--- BEGIN Supplied data ---

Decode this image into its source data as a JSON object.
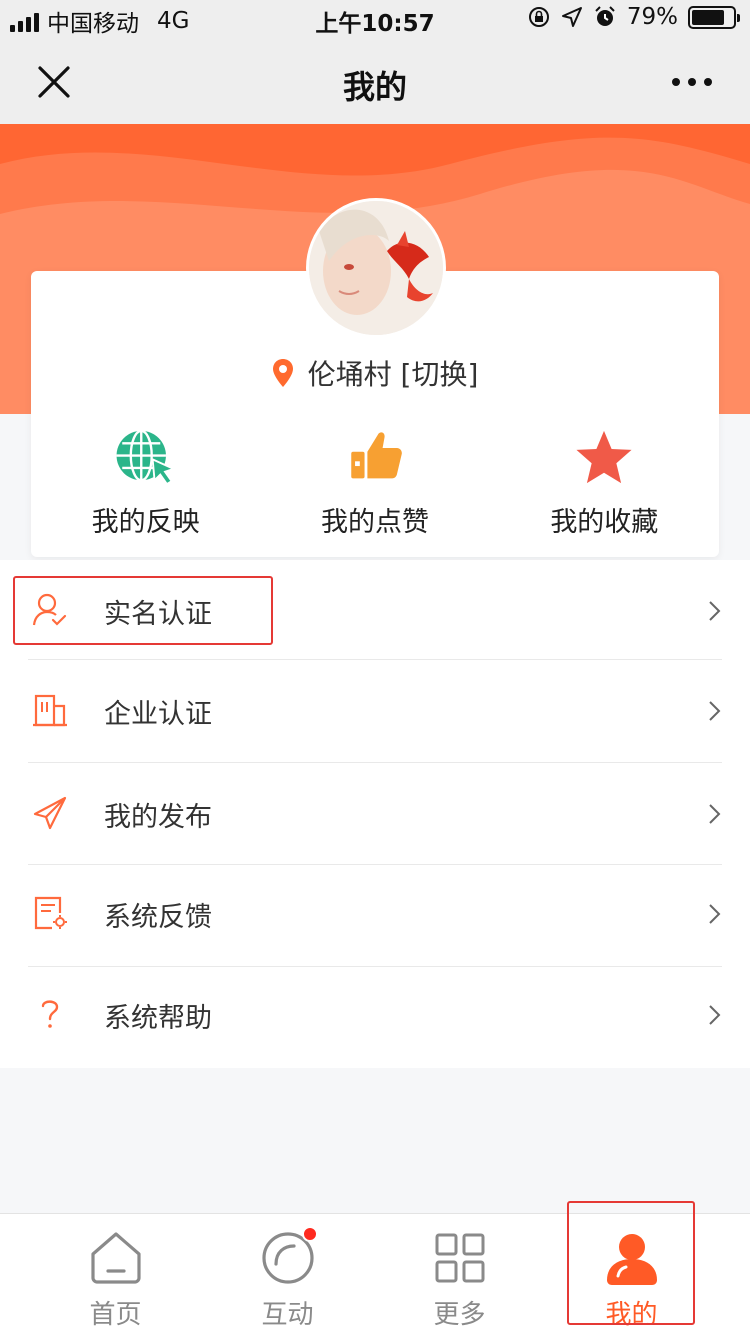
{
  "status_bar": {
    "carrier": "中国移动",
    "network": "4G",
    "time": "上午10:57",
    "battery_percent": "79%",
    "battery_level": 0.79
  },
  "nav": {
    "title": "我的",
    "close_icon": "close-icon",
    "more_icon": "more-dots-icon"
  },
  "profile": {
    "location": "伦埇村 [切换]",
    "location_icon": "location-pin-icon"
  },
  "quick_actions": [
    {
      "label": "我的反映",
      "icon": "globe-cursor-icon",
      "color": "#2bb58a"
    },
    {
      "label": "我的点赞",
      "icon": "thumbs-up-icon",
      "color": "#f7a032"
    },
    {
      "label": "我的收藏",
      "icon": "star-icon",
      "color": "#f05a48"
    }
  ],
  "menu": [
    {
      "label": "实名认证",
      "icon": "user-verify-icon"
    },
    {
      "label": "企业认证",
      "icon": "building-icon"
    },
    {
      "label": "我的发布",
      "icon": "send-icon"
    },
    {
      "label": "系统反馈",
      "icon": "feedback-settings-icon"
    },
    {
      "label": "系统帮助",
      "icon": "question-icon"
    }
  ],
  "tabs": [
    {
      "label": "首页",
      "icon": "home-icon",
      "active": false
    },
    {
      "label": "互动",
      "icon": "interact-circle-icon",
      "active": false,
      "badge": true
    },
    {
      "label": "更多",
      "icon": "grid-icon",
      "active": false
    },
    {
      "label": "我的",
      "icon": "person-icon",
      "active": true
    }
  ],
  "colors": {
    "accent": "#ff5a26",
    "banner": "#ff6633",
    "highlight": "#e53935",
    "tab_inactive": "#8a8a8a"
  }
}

--- END Supplied data ---

* **Aim**
Write out the listing word for word, omitting the pictures it holds.

* **Task result**
Decode this image into its source data as a JSON object.
{
  "status_bar": {
    "carrier": "中国移动",
    "network": "4G",
    "time": "上午10:57",
    "battery_percent": "79%",
    "battery_level": 0.79
  },
  "nav": {
    "title": "我的",
    "close_icon": "close-icon",
    "more_icon": "more-dots-icon"
  },
  "profile": {
    "location": "伦埇村 [切换]",
    "location_icon": "location-pin-icon"
  },
  "quick_actions": [
    {
      "label": "我的反映",
      "icon": "globe-cursor-icon",
      "color": "#2bb58a"
    },
    {
      "label": "我的点赞",
      "icon": "thumbs-up-icon",
      "color": "#f7a032"
    },
    {
      "label": "我的收藏",
      "icon": "star-icon",
      "color": "#f05a48"
    }
  ],
  "menu": [
    {
      "label": "实名认证",
      "icon": "user-verify-icon"
    },
    {
      "label": "企业认证",
      "icon": "building-icon"
    },
    {
      "label": "我的发布",
      "icon": "send-icon"
    },
    {
      "label": "系统反馈",
      "icon": "feedback-settings-icon"
    },
    {
      "label": "系统帮助",
      "icon": "question-icon"
    }
  ],
  "tabs": [
    {
      "label": "首页",
      "icon": "home-icon",
      "active": false
    },
    {
      "label": "互动",
      "icon": "interact-circle-icon",
      "active": false,
      "badge": true
    },
    {
      "label": "更多",
      "icon": "grid-icon",
      "active": false
    },
    {
      "label": "我的",
      "icon": "person-icon",
      "active": true
    }
  ],
  "colors": {
    "accent": "#ff5a26",
    "banner": "#ff6633",
    "highlight": "#e53935",
    "tab_inactive": "#8a8a8a"
  }
}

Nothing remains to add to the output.